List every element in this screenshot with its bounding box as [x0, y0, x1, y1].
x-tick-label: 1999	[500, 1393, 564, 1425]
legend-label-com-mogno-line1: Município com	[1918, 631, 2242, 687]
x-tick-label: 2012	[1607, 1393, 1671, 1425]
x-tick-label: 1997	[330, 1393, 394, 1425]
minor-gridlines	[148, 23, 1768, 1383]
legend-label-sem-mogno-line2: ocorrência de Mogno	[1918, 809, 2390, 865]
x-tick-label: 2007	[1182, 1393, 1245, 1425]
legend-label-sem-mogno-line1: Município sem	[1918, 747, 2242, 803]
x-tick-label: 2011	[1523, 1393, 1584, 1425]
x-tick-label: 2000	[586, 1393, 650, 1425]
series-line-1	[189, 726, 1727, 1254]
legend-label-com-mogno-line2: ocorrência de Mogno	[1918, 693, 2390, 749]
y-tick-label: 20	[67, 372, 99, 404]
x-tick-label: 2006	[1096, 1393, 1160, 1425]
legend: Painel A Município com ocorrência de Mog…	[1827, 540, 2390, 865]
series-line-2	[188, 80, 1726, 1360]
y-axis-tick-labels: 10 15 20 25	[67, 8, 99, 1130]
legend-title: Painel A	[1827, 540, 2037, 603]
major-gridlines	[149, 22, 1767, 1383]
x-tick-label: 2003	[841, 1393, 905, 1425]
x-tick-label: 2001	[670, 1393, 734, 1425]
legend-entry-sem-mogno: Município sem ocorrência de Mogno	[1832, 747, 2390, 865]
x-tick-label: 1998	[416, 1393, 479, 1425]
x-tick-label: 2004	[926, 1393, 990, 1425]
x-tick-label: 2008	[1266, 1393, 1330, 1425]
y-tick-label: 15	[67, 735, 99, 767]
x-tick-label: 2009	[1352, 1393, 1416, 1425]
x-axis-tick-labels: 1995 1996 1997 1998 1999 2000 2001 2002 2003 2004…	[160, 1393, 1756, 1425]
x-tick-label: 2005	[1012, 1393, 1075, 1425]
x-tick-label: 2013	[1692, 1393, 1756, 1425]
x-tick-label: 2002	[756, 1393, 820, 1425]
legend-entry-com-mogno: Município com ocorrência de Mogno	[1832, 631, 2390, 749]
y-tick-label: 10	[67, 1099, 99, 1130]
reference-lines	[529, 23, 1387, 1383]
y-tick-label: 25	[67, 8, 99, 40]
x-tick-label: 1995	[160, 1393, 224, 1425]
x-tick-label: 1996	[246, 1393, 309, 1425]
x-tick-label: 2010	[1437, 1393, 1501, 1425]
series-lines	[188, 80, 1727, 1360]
__________
• PROBLEMA
Trova nel materiale qui sopra tutte le righe in cui compare la parola "Município" e trascrivile.

• SOLUZIONE
legend-label-com-mogno-line1: Município com	[1918, 631, 2242, 687]
legend-label-sem-mogno-line1: Município sem	[1918, 747, 2242, 803]
legend: Painel A Município com ocorrência de Mog…	[1827, 540, 2390, 865]
legend-entry-sem-mogno: Município sem ocorrência de Mogno	[1832, 747, 2390, 865]
legend-entry-com-mogno: Município com ocorrência de Mogno	[1832, 631, 2390, 749]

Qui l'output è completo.